INSTRUCTIONS TO FOLLOW:
The response should consist of every line below, unchanged.

[Stored entries]

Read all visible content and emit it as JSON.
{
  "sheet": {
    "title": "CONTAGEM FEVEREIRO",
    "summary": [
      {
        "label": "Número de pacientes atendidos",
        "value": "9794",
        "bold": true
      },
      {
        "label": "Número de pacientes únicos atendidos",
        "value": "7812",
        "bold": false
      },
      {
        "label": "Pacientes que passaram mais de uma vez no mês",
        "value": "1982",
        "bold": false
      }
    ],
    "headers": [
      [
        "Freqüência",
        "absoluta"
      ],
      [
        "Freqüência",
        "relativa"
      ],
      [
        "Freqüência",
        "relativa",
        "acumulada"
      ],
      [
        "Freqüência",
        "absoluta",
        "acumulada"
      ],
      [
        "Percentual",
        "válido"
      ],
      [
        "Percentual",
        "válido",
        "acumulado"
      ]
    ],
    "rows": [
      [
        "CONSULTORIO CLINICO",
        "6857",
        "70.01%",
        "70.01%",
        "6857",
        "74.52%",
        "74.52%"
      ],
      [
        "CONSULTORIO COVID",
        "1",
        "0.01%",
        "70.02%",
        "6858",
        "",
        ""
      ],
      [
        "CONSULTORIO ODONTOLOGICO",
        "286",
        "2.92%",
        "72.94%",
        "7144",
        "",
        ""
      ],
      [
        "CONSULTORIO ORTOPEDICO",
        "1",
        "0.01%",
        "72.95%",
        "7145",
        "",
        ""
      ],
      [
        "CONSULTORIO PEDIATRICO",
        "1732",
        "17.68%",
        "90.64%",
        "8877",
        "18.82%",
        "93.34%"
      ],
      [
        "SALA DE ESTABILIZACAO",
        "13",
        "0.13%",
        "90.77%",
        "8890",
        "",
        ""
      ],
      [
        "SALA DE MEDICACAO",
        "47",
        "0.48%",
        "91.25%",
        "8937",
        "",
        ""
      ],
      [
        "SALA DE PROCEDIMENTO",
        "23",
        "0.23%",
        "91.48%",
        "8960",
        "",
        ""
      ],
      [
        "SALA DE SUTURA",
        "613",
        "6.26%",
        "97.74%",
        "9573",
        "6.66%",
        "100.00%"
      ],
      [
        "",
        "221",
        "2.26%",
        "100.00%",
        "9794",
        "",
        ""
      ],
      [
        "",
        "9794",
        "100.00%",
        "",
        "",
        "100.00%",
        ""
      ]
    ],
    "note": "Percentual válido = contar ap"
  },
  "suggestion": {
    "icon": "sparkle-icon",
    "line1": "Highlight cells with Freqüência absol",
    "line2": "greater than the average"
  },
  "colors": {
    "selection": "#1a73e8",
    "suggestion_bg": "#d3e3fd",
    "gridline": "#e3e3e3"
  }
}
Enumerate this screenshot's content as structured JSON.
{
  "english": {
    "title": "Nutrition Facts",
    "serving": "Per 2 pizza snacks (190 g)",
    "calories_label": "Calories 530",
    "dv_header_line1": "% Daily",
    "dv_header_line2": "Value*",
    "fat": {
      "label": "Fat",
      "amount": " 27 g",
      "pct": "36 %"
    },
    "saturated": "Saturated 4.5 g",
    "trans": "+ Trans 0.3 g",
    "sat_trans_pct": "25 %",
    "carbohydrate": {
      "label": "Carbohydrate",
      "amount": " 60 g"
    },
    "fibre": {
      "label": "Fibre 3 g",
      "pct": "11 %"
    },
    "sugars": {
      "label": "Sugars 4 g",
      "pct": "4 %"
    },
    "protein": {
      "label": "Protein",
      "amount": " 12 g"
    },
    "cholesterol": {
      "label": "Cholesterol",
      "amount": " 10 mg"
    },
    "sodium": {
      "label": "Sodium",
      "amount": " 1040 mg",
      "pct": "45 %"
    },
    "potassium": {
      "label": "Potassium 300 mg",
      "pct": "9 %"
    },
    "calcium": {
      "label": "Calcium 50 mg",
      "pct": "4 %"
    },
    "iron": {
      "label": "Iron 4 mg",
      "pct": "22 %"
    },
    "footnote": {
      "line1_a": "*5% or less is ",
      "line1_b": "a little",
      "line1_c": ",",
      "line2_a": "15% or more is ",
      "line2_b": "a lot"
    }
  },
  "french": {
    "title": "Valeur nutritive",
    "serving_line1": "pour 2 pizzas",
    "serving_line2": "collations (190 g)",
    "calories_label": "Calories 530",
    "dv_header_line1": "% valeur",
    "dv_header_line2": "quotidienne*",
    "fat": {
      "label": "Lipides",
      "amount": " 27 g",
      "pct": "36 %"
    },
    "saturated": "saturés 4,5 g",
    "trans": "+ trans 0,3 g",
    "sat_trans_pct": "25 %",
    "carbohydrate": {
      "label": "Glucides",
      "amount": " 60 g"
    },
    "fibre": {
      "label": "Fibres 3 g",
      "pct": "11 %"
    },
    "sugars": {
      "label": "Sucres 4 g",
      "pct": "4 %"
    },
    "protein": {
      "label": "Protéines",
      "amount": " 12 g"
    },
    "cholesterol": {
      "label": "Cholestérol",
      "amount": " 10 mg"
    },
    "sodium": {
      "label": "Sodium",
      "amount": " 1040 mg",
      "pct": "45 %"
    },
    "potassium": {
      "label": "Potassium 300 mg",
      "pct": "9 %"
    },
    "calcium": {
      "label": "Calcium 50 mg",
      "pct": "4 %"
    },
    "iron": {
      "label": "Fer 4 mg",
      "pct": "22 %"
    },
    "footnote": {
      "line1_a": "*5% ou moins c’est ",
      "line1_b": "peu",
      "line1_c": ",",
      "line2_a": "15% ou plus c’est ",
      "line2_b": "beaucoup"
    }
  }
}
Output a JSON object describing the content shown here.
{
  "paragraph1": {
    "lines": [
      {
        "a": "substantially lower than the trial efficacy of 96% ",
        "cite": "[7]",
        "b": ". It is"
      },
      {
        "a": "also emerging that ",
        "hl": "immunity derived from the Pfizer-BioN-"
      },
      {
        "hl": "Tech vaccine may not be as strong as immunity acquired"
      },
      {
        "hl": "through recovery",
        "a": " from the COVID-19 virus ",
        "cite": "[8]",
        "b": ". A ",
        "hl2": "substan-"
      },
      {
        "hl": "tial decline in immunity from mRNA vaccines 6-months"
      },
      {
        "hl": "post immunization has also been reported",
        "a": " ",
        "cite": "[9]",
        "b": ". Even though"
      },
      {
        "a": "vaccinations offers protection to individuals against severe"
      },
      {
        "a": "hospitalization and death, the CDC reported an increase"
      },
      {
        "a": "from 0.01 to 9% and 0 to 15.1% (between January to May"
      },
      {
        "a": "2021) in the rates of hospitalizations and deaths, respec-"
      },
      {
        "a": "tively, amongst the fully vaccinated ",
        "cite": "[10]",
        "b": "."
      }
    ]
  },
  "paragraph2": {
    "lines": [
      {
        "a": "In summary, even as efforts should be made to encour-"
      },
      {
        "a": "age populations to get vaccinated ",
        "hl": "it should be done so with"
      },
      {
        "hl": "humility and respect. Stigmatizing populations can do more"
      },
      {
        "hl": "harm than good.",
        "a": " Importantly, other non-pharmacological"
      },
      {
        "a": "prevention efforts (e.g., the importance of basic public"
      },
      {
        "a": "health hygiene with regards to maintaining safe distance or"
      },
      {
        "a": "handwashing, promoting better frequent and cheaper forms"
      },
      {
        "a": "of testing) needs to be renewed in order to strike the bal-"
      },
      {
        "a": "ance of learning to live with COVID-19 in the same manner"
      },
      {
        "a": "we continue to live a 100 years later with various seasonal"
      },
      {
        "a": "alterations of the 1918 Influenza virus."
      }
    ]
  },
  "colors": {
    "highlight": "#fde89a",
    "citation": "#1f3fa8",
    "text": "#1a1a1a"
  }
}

RESULT BELOW:
Read all visible content and emit it as JSON.
{
  "sheet": {
    "title": "CONTAGEM FEVEREIRO",
    "summary": [
      {
        "label": "Número de pacientes atendidos",
        "value": "9794",
        "bold": true
      },
      {
        "label": "Número de pacientes únicos atendidos",
        "value": "7812",
        "bold": false
      },
      {
        "label": "Pacientes que passaram mais de uma vez no mês",
        "value": "1982",
        "bold": false
      }
    ],
    "headers": [
      [
        "Freqüência",
        "absoluta"
      ],
      [
        "Freqüência",
        "relativa"
      ],
      [
        "Freqüência",
        "relativa",
        "acumulada"
      ],
      [
        "Freqüência",
        "absoluta",
        "acumulada"
      ],
      [
        "Percentual",
        "válido"
      ],
      [
        "Percentual",
        "válido",
        "acumulado"
      ]
    ],
    "rows": [
      [
        "CONSULTORIO CLINICO",
        "6857",
        "70.01%",
        "70.01%",
        "6857",
        "74.52%",
        "74.52%"
      ],
      [
        "CONSULTORIO COVID",
        "1",
        "0.01%",
        "70.02%",
        "6858",
        "",
        ""
      ],
      [
        "CONSULTORIO ODONTOLOGICO",
        "286",
        "2.92%",
        "72.94%",
        "7144",
        "",
        ""
      ],
      [
        "CONSULTORIO ORTOPEDICO",
        "1",
        "0.01%",
        "72.95%",
        "7145",
        "",
        ""
      ],
      [
        "CONSULTORIO PEDIATRICO",
        "1732",
        "17.68%",
        "90.64%",
        "8877",
        "18.82%",
        "93.34%"
      ],
      [
        "SALA DE ESTABILIZACAO",
        "13",
        "0.13%",
        "90.77%",
        "8890",
        "",
        ""
      ],
      [
        "SALA DE MEDICACAO",
        "47",
        "0.48%",
        "91.25%",
        "8937",
        "",
        ""
      ],
      [
        "SALA DE PROCEDIMENTO",
        "23",
        "0.23%",
        "91.48%",
        "8960",
        "",
        ""
      ],
      [
        "SALA DE SUTURA",
        "613",
        "6.26%",
        "97.74%",
        "9573",
        "6.66%",
        "100.00%"
      ],
      [
        "",
        "221",
        "2.26%",
        "100.00%",
        "9794",
        "",
        ""
      ],
      [
        "",
        "9794",
        "100.00%",
        "",
        "",
        "100.00%",
        ""
      ]
    ],
    "note": "Percentual válido = contar ap"
  },
  "suggestion": {
    "icon": "sparkle-icon",
    "line1": "Highlight cells with Freqüência absol",
    "line2": "greater than the average"
  },
  "colors": {
    "selection": "#1a73e8",
    "suggestion_bg": "#d3e3fd",
    "gridline": "#e3e3e3"
  }
}
Enumerate this screenshot's content as structured JSON.
{
  "english": {
    "title": "Nutrition Facts",
    "serving": "Per 2 pizza snacks (190 g)",
    "calories_label": "Calories 530",
    "dv_header_line1": "% Daily",
    "dv_header_line2": "Value*",
    "fat": {
      "label": "Fat",
      "amount": " 27 g",
      "pct": "36 %"
    },
    "saturated": "Saturated 4.5 g",
    "trans": "+ Trans 0.3 g",
    "sat_trans_pct": "25 %",
    "carbohydrate": {
      "label": "Carbohydrate",
      "amount": " 60 g"
    },
    "fibre": {
      "label": "Fibre 3 g",
      "pct": "11 %"
    },
    "sugars": {
      "label": "Sugars 4 g",
      "pct": "4 %"
    },
    "protein": {
      "label": "Protein",
      "amount": " 12 g"
    },
    "cholesterol": {
      "label": "Cholesterol",
      "amount": " 10 mg"
    },
    "sodium": {
      "label": "Sodium",
      "amount": " 1040 mg",
      "pct": "45 %"
    },
    "potassium": {
      "label": "Potassium 300 mg",
      "pct": "9 %"
    },
    "calcium": {
      "label": "Calcium 50 mg",
      "pct": "4 %"
    },
    "iron": {
      "label": "Iron 4 mg",
      "pct": "22 %"
    },
    "footnote": {
      "line1_a": "*5% or less is ",
      "line1_b": "a little",
      "line1_c": ",",
      "line2_a": "15% or more is ",
      "line2_b": "a lot"
    }
  },
  "french": {
    "title": "Valeur nutritive",
    "serving_line1": "pour 2 pizzas",
    "serving_line2": "collations (190 g)",
    "calories_label": "Calories 530",
    "dv_header_line1": "% valeur",
    "dv_header_line2": "quotidienne*",
    "fat": {
      "label": "Lipides",
      "amount": " 27 g",
      "pct": "36 %"
    },
    "saturated": "saturés 4,5 g",
    "trans": "+ trans 0,3 g",
    "sat_trans_pct": "25 %",
    "carbohydrate": {
      "label": "Glucides",
      "amount": " 60 g"
    },
    "fibre": {
      "label": "Fibres 3 g",
      "pct": "11 %"
    },
    "sugars": {
      "label": "Sucres 4 g",
      "pct": "4 %"
    },
    "protein": {
      "label": "Protéines",
      "amount": " 12 g"
    },
    "cholesterol": {
      "label": "Cholestérol",
      "amount": " 10 mg"
    },
    "sodium": {
      "label": "Sodium",
      "amount": " 1040 mg",
      "pct": "45 %"
    },
    "potassium": {
      "label": "Potassium 300 mg",
      "pct": "9 %"
    },
    "calcium": {
      "label": "Calcium 50 mg",
      "pct": "4 %"
    },
    "iron": {
      "label": "Fer 4 mg",
      "pct": "22 %"
    },
    "footnote": {
      "line1_a": "*5% ou moins c’est ",
      "line1_b": "peu",
      "line1_c": ",",
      "line2_a": "15% ou plus c’est ",
      "line2_b": "beaucoup"
    }
  }
}
Output a JSON object describing the content shown here.
{
  "paragraph1": {
    "lines": [
      {
        "a": "substantially lower than the trial efficacy of 96% ",
        "cite": "[7]",
        "b": ". It is"
      },
      {
        "a": "also emerging that ",
        "hl": "immunity derived from the Pfizer-BioN-"
      },
      {
        "hl": "Tech vaccine may not be as strong as immunity acquired"
      },
      {
        "hl": "through recovery",
        "a": " from the COVID-19 virus ",
        "cite": "[8]",
        "b": ". A ",
        "hl2": "substan-"
      },
      {
        "hl": "tial decline in immunity from mRNA vaccines 6-months"
      },
      {
        "hl": "post immunization has also been reported",
        "a": " ",
        "cite": "[9]",
        "b": ". Even though"
      },
      {
        "a": "vaccinations offers protection to individuals against severe"
      },
      {
        "a": "hospitalization and death, the CDC reported an increase"
      },
      {
        "a": "from 0.01 to 9% and 0 to 15.1% (between January to May"
      },
      {
        "a": "2021) in the rates of hospitalizations and deaths, respec-"
      },
      {
        "a": "tively, amongst the fully vaccinated ",
        "cite": "[10]",
        "b": "."
      }
    ]
  },
  "paragraph2": {
    "lines": [
      {
        "a": "In summary, even as efforts should be made to encour-"
      },
      {
        "a": "age populations to get vaccinated ",
        "hl": "it should be done so with"
      },
      {
        "hl": "humility and respect. Stigmatizing populations can do more"
      },
      {
        "hl": "harm than good.",
        "a": " Importantly, other non-pharmacological"
      },
      {
        "a": "prevention efforts (e.g., the importance of basic public"
      },
      {
        "a": "health hygiene with regards to maintaining safe distance or"
      },
      {
        "a": "handwashing, promoting better frequent and cheaper forms"
      },
      {
        "a": "of testing) needs to be renewed in order to strike the bal-"
      },
      {
        "a": "ance of learning to live with COVID-19 in the same manner"
      },
      {
        "a": "we continue to live a 100 years later with various seasonal"
      },
      {
        "a": "alterations of the 1918 Influenza virus."
      }
    ]
  },
  "colors": {
    "highlight": "#fde89a",
    "citation": "#1f3fa8",
    "text": "#1a1a1a"
  }
}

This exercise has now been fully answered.